▸ TEKS TERSEDIA:
_ _ _ _ _

09 November 2007

TREND 2007: LARIS MANIS, BISNIS IKUTAN ANTHURIUM

(langitlangit.com) Rumah di sudut Karanganyar itu sederhana, hanya berdinding bata merah tanpa polesan semen. Di depan rumah tertata pot plastik, shading net, plastik UV, dan sarana produksi pertanian lain. Sang pemilik, Didik Warsito, hanyalah sekuriti bergaji Rp1-juta per bulan. Namun, dari perniagaan saprotan itu Didik meraup laba Rp25-juta-Rp30-juta per bulan. Belum lagi tambahan dari jasa membuat greenhouse. Ia mendulang rupiah berlipat dari tren anthurium.

Ibarat bola salju yang bergulir kian membesar dari puncak hingga kaki bukit. Itulah ungkapan buat tren anthurium. Bukan hanya pemilik anthurium yang ketiban untung. Penyedia shading net, pot, bambu, media, besi, dan asbes pun turut mendulang laba. 'Semua kebagian rezeki. Bahkan tukang ojek dan becak pun kecipratan,' kata Asep Somantri, pemain anthurium di Cipanas, Cianjur.

_ _ _ _ _

(Catatan hasil ekstraksi)
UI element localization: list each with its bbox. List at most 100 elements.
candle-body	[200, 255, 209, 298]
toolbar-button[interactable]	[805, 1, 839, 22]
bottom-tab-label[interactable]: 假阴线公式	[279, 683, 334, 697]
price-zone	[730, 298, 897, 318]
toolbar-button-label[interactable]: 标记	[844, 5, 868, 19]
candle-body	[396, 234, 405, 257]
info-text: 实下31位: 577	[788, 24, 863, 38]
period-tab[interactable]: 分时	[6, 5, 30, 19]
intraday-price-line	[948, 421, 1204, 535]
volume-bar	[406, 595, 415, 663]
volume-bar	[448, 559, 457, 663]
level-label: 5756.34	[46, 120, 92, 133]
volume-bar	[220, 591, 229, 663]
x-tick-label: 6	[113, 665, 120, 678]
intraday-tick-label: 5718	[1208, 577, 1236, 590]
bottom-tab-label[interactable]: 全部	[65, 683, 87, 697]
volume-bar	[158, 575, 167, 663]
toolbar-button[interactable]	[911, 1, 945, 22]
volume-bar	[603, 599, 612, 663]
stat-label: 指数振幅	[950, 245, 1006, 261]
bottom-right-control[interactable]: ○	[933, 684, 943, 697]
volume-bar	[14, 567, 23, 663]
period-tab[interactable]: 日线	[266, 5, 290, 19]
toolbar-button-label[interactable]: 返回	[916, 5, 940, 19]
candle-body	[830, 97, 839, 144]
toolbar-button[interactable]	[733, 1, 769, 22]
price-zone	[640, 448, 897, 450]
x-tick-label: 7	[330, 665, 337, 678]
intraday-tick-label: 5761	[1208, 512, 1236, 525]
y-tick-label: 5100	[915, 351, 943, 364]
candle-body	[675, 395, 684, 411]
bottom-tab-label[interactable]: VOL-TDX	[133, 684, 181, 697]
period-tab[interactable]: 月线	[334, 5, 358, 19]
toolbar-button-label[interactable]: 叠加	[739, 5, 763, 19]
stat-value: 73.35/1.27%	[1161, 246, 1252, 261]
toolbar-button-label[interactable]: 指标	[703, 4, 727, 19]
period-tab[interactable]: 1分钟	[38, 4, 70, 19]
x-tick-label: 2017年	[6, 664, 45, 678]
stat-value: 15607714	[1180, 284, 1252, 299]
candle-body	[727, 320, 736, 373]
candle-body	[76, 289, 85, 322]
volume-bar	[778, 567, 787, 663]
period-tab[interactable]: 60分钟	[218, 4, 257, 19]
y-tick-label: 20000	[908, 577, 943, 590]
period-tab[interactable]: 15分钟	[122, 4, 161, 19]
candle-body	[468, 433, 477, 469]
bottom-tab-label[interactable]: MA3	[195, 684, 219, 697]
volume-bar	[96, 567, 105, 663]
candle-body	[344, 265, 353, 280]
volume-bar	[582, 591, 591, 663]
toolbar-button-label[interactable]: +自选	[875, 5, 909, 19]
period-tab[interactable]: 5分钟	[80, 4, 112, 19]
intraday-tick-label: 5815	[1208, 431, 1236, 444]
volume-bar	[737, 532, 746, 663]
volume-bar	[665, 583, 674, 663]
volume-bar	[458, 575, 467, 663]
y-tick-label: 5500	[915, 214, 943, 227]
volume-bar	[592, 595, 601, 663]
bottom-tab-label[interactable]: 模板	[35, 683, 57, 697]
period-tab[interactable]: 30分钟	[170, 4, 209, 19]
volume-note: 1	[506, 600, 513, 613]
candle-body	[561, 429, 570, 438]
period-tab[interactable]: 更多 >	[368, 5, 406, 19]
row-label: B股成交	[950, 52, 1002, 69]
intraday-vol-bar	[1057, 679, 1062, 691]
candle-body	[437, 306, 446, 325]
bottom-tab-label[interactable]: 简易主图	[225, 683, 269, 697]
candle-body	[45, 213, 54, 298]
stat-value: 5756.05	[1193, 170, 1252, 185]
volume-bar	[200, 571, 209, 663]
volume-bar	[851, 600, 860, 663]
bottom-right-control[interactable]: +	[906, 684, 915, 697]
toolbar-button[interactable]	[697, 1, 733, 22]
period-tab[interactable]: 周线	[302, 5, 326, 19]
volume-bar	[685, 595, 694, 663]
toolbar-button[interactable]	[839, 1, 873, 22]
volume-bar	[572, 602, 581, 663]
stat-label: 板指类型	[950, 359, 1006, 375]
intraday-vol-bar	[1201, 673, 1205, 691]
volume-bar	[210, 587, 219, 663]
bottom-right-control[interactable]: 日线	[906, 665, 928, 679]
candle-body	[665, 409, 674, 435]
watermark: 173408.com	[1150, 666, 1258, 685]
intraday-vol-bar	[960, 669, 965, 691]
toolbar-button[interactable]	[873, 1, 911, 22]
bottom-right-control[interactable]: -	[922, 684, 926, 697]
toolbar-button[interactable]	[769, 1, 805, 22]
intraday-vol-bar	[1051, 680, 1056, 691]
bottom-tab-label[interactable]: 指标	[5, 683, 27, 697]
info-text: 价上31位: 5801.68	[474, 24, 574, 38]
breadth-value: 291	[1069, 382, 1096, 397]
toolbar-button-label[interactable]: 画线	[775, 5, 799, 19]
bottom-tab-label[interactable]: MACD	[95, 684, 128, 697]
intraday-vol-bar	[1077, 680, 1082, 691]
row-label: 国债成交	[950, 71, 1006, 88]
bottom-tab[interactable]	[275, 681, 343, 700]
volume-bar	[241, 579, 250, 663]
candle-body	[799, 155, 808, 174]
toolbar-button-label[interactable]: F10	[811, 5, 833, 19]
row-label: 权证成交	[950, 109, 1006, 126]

_ _ _ _ _

▸ TUGAS ANDA:
Tentukan apakah setiap pernyataan berikut sesuai dengan artikel tentang tren anthurium: (a) Didik Warsito bekerja sebagai sekuriti dengan gaji Rp1-juta per bulan; (b) rumah Didik Warsito berdinding bata yang dipoles semen; (c) Asep Somantri adalah pemain anthurium di Cipanas, Cianjur. Jawab ya atau tidak untuk masing-masing dan kutip kata-kata artikel yang menentukan jawabannya.

▸ HASIL:
(a) Ya: "Sang pemilik, Didik Warsito, hanyalah sekuriti bergaji Rp1-juta per bulan."
(b) Tidak: "hanya berdinding bata merah tanpa polesan semen."
(c) Ya: "kata Asep Somantri, pemain anthurium di Cipanas, Cianjur."